- WRITTEN PROBLEM: Type out the complete listing below word for word, without its pictures.
RECORDS TO USE start
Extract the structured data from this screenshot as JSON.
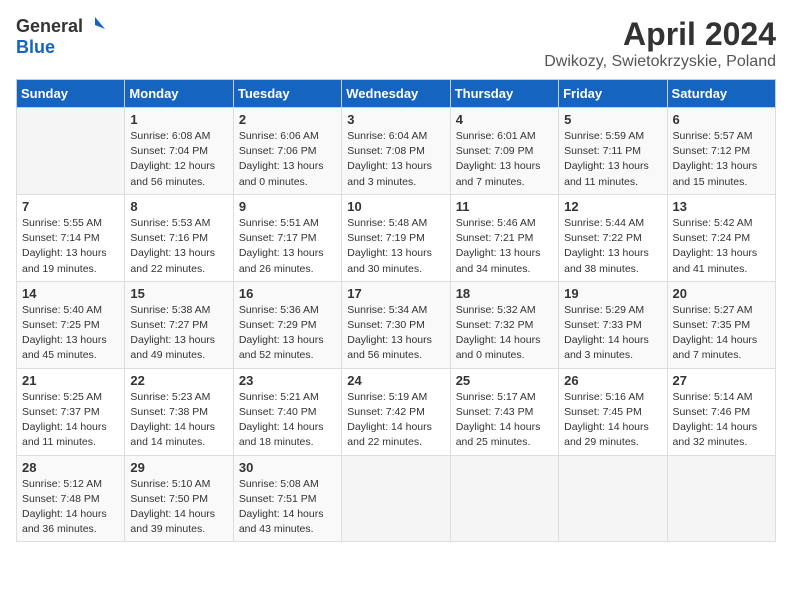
{
  "header": {
    "logo_general": "General",
    "logo_blue": "Blue",
    "title": "April 2024",
    "subtitle": "Dwikozy, Swietokrzyskie, Poland"
  },
  "days_of_week": [
    "Sunday",
    "Monday",
    "Tuesday",
    "Wednesday",
    "Thursday",
    "Friday",
    "Saturday"
  ],
  "weeks": [
    [
      {
        "day": "",
        "sunrise": "",
        "sunset": "",
        "daylight": ""
      },
      {
        "day": "1",
        "sunrise": "Sunrise: 6:08 AM",
        "sunset": "Sunset: 7:04 PM",
        "daylight": "Daylight: 12 hours and 56 minutes."
      },
      {
        "day": "2",
        "sunrise": "Sunrise: 6:06 AM",
        "sunset": "Sunset: 7:06 PM",
        "daylight": "Daylight: 13 hours and 0 minutes."
      },
      {
        "day": "3",
        "sunrise": "Sunrise: 6:04 AM",
        "sunset": "Sunset: 7:08 PM",
        "daylight": "Daylight: 13 hours and 3 minutes."
      },
      {
        "day": "4",
        "sunrise": "Sunrise: 6:01 AM",
        "sunset": "Sunset: 7:09 PM",
        "daylight": "Daylight: 13 hours and 7 minutes."
      },
      {
        "day": "5",
        "sunrise": "Sunrise: 5:59 AM",
        "sunset": "Sunset: 7:11 PM",
        "daylight": "Daylight: 13 hours and 11 minutes."
      },
      {
        "day": "6",
        "sunrise": "Sunrise: 5:57 AM",
        "sunset": "Sunset: 7:12 PM",
        "daylight": "Daylight: 13 hours and 15 minutes."
      }
    ],
    [
      {
        "day": "7",
        "sunrise": "Sunrise: 5:55 AM",
        "sunset": "Sunset: 7:14 PM",
        "daylight": "Daylight: 13 hours and 19 minutes."
      },
      {
        "day": "8",
        "sunrise": "Sunrise: 5:53 AM",
        "sunset": "Sunset: 7:16 PM",
        "daylight": "Daylight: 13 hours and 22 minutes."
      },
      {
        "day": "9",
        "sunrise": "Sunrise: 5:51 AM",
        "sunset": "Sunset: 7:17 PM",
        "daylight": "Daylight: 13 hours and 26 minutes."
      },
      {
        "day": "10",
        "sunrise": "Sunrise: 5:48 AM",
        "sunset": "Sunset: 7:19 PM",
        "daylight": "Daylight: 13 hours and 30 minutes."
      },
      {
        "day": "11",
        "sunrise": "Sunrise: 5:46 AM",
        "sunset": "Sunset: 7:21 PM",
        "daylight": "Daylight: 13 hours and 34 minutes."
      },
      {
        "day": "12",
        "sunrise": "Sunrise: 5:44 AM",
        "sunset": "Sunset: 7:22 PM",
        "daylight": "Daylight: 13 hours and 38 minutes."
      },
      {
        "day": "13",
        "sunrise": "Sunrise: 5:42 AM",
        "sunset": "Sunset: 7:24 PM",
        "daylight": "Daylight: 13 hours and 41 minutes."
      }
    ],
    [
      {
        "day": "14",
        "sunrise": "Sunrise: 5:40 AM",
        "sunset": "Sunset: 7:25 PM",
        "daylight": "Daylight: 13 hours and 45 minutes."
      },
      {
        "day": "15",
        "sunrise": "Sunrise: 5:38 AM",
        "sunset": "Sunset: 7:27 PM",
        "daylight": "Daylight: 13 hours and 49 minutes."
      },
      {
        "day": "16",
        "sunrise": "Sunrise: 5:36 AM",
        "sunset": "Sunset: 7:29 PM",
        "daylight": "Daylight: 13 hours and 52 minutes."
      },
      {
        "day": "17",
        "sunrise": "Sunrise: 5:34 AM",
        "sunset": "Sunset: 7:30 PM",
        "daylight": "Daylight: 13 hours and 56 minutes."
      },
      {
        "day": "18",
        "sunrise": "Sunrise: 5:32 AM",
        "sunset": "Sunset: 7:32 PM",
        "daylight": "Daylight: 14 hours and 0 minutes."
      },
      {
        "day": "19",
        "sunrise": "Sunrise: 5:29 AM",
        "sunset": "Sunset: 7:33 PM",
        "daylight": "Daylight: 14 hours and 3 minutes."
      },
      {
        "day": "20",
        "sunrise": "Sunrise: 5:27 AM",
        "sunset": "Sunset: 7:35 PM",
        "daylight": "Daylight: 14 hours and 7 minutes."
      }
    ],
    [
      {
        "day": "21",
        "sunrise": "Sunrise: 5:25 AM",
        "sunset": "Sunset: 7:37 PM",
        "daylight": "Daylight: 14 hours and 11 minutes."
      },
      {
        "day": "22",
        "sunrise": "Sunrise: 5:23 AM",
        "sunset": "Sunset: 7:38 PM",
        "daylight": "Daylight: 14 hours and 14 minutes."
      },
      {
        "day": "23",
        "sunrise": "Sunrise: 5:21 AM",
        "sunset": "Sunset: 7:40 PM",
        "daylight": "Daylight: 14 hours and 18 minutes."
      },
      {
        "day": "24",
        "sunrise": "Sunrise: 5:19 AM",
        "sunset": "Sunset: 7:42 PM",
        "daylight": "Daylight: 14 hours and 22 minutes."
      },
      {
        "day": "25",
        "sunrise": "Sunrise: 5:17 AM",
        "sunset": "Sunset: 7:43 PM",
        "daylight": "Daylight: 14 hours and 25 minutes."
      },
      {
        "day": "26",
        "sunrise": "Sunrise: 5:16 AM",
        "sunset": "Sunset: 7:45 PM",
        "daylight": "Daylight: 14 hours and 29 minutes."
      },
      {
        "day": "27",
        "sunrise": "Sunrise: 5:14 AM",
        "sunset": "Sunset: 7:46 PM",
        "daylight": "Daylight: 14 hours and 32 minutes."
      }
    ],
    [
      {
        "day": "28",
        "sunrise": "Sunrise: 5:12 AM",
        "sunset": "Sunset: 7:48 PM",
        "daylight": "Daylight: 14 hours and 36 minutes."
      },
      {
        "day": "29",
        "sunrise": "Sunrise: 5:10 AM",
        "sunset": "Sunset: 7:50 PM",
        "daylight": "Daylight: 14 hours and 39 minutes."
      },
      {
        "day": "30",
        "sunrise": "Sunrise: 5:08 AM",
        "sunset": "Sunset: 7:51 PM",
        "daylight": "Daylight: 14 hours and 43 minutes."
      },
      {
        "day": "",
        "sunrise": "",
        "sunset": "",
        "daylight": ""
      },
      {
        "day": "",
        "sunrise": "",
        "sunset": "",
        "daylight": ""
      },
      {
        "day": "",
        "sunrise": "",
        "sunset": "",
        "daylight": ""
      },
      {
        "day": "",
        "sunrise": "",
        "sunset": "",
        "daylight": ""
      }
    ]
  ]
}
RECORDS TO USE end
- RESPONSE FOR THIS EXERCISE:
Extract the structured data from this screenshot as JSON.
{
  "header": {
    "logo_general": "General",
    "logo_blue": "Blue",
    "title": "April 2024",
    "subtitle": "Dwikozy, Swietokrzyskie, Poland"
  },
  "days_of_week": [
    "Sunday",
    "Monday",
    "Tuesday",
    "Wednesday",
    "Thursday",
    "Friday",
    "Saturday"
  ],
  "weeks": [
    [
      {
        "day": "",
        "sunrise": "",
        "sunset": "",
        "daylight": ""
      },
      {
        "day": "1",
        "sunrise": "Sunrise: 6:08 AM",
        "sunset": "Sunset: 7:04 PM",
        "daylight": "Daylight: 12 hours and 56 minutes."
      },
      {
        "day": "2",
        "sunrise": "Sunrise: 6:06 AM",
        "sunset": "Sunset: 7:06 PM",
        "daylight": "Daylight: 13 hours and 0 minutes."
      },
      {
        "day": "3",
        "sunrise": "Sunrise: 6:04 AM",
        "sunset": "Sunset: 7:08 PM",
        "daylight": "Daylight: 13 hours and 3 minutes."
      },
      {
        "day": "4",
        "sunrise": "Sunrise: 6:01 AM",
        "sunset": "Sunset: 7:09 PM",
        "daylight": "Daylight: 13 hours and 7 minutes."
      },
      {
        "day": "5",
        "sunrise": "Sunrise: 5:59 AM",
        "sunset": "Sunset: 7:11 PM",
        "daylight": "Daylight: 13 hours and 11 minutes."
      },
      {
        "day": "6",
        "sunrise": "Sunrise: 5:57 AM",
        "sunset": "Sunset: 7:12 PM",
        "daylight": "Daylight: 13 hours and 15 minutes."
      }
    ],
    [
      {
        "day": "7",
        "sunrise": "Sunrise: 5:55 AM",
        "sunset": "Sunset: 7:14 PM",
        "daylight": "Daylight: 13 hours and 19 minutes."
      },
      {
        "day": "8",
        "sunrise": "Sunrise: 5:53 AM",
        "sunset": "Sunset: 7:16 PM",
        "daylight": "Daylight: 13 hours and 22 minutes."
      },
      {
        "day": "9",
        "sunrise": "Sunrise: 5:51 AM",
        "sunset": "Sunset: 7:17 PM",
        "daylight": "Daylight: 13 hours and 26 minutes."
      },
      {
        "day": "10",
        "sunrise": "Sunrise: 5:48 AM",
        "sunset": "Sunset: 7:19 PM",
        "daylight": "Daylight: 13 hours and 30 minutes."
      },
      {
        "day": "11",
        "sunrise": "Sunrise: 5:46 AM",
        "sunset": "Sunset: 7:21 PM",
        "daylight": "Daylight: 13 hours and 34 minutes."
      },
      {
        "day": "12",
        "sunrise": "Sunrise: 5:44 AM",
        "sunset": "Sunset: 7:22 PM",
        "daylight": "Daylight: 13 hours and 38 minutes."
      },
      {
        "day": "13",
        "sunrise": "Sunrise: 5:42 AM",
        "sunset": "Sunset: 7:24 PM",
        "daylight": "Daylight: 13 hours and 41 minutes."
      }
    ],
    [
      {
        "day": "14",
        "sunrise": "Sunrise: 5:40 AM",
        "sunset": "Sunset: 7:25 PM",
        "daylight": "Daylight: 13 hours and 45 minutes."
      },
      {
        "day": "15",
        "sunrise": "Sunrise: 5:38 AM",
        "sunset": "Sunset: 7:27 PM",
        "daylight": "Daylight: 13 hours and 49 minutes."
      },
      {
        "day": "16",
        "sunrise": "Sunrise: 5:36 AM",
        "sunset": "Sunset: 7:29 PM",
        "daylight": "Daylight: 13 hours and 52 minutes."
      },
      {
        "day": "17",
        "sunrise": "Sunrise: 5:34 AM",
        "sunset": "Sunset: 7:30 PM",
        "daylight": "Daylight: 13 hours and 56 minutes."
      },
      {
        "day": "18",
        "sunrise": "Sunrise: 5:32 AM",
        "sunset": "Sunset: 7:32 PM",
        "daylight": "Daylight: 14 hours and 0 minutes."
      },
      {
        "day": "19",
        "sunrise": "Sunrise: 5:29 AM",
        "sunset": "Sunset: 7:33 PM",
        "daylight": "Daylight: 14 hours and 3 minutes."
      },
      {
        "day": "20",
        "sunrise": "Sunrise: 5:27 AM",
        "sunset": "Sunset: 7:35 PM",
        "daylight": "Daylight: 14 hours and 7 minutes."
      }
    ],
    [
      {
        "day": "21",
        "sunrise": "Sunrise: 5:25 AM",
        "sunset": "Sunset: 7:37 PM",
        "daylight": "Daylight: 14 hours and 11 minutes."
      },
      {
        "day": "22",
        "sunrise": "Sunrise: 5:23 AM",
        "sunset": "Sunset: 7:38 PM",
        "daylight": "Daylight: 14 hours and 14 minutes."
      },
      {
        "day": "23",
        "sunrise": "Sunrise: 5:21 AM",
        "sunset": "Sunset: 7:40 PM",
        "daylight": "Daylight: 14 hours and 18 minutes."
      },
      {
        "day": "24",
        "sunrise": "Sunrise: 5:19 AM",
        "sunset": "Sunset: 7:42 PM",
        "daylight": "Daylight: 14 hours and 22 minutes."
      },
      {
        "day": "25",
        "sunrise": "Sunrise: 5:17 AM",
        "sunset": "Sunset: 7:43 PM",
        "daylight": "Daylight: 14 hours and 25 minutes."
      },
      {
        "day": "26",
        "sunrise": "Sunrise: 5:16 AM",
        "sunset": "Sunset: 7:45 PM",
        "daylight": "Daylight: 14 hours and 29 minutes."
      },
      {
        "day": "27",
        "sunrise": "Sunrise: 5:14 AM",
        "sunset": "Sunset: 7:46 PM",
        "daylight": "Daylight: 14 hours and 32 minutes."
      }
    ],
    [
      {
        "day": "28",
        "sunrise": "Sunrise: 5:12 AM",
        "sunset": "Sunset: 7:48 PM",
        "daylight": "Daylight: 14 hours and 36 minutes."
      },
      {
        "day": "29",
        "sunrise": "Sunrise: 5:10 AM",
        "sunset": "Sunset: 7:50 PM",
        "daylight": "Daylight: 14 hours and 39 minutes."
      },
      {
        "day": "30",
        "sunrise": "Sunrise: 5:08 AM",
        "sunset": "Sunset: 7:51 PM",
        "daylight": "Daylight: 14 hours and 43 minutes."
      },
      {
        "day": "",
        "sunrise": "",
        "sunset": "",
        "daylight": ""
      },
      {
        "day": "",
        "sunrise": "",
        "sunset": "",
        "daylight": ""
      },
      {
        "day": "",
        "sunrise": "",
        "sunset": "",
        "daylight": ""
      },
      {
        "day": "",
        "sunrise": "",
        "sunset": "",
        "daylight": ""
      }
    ]
  ]
}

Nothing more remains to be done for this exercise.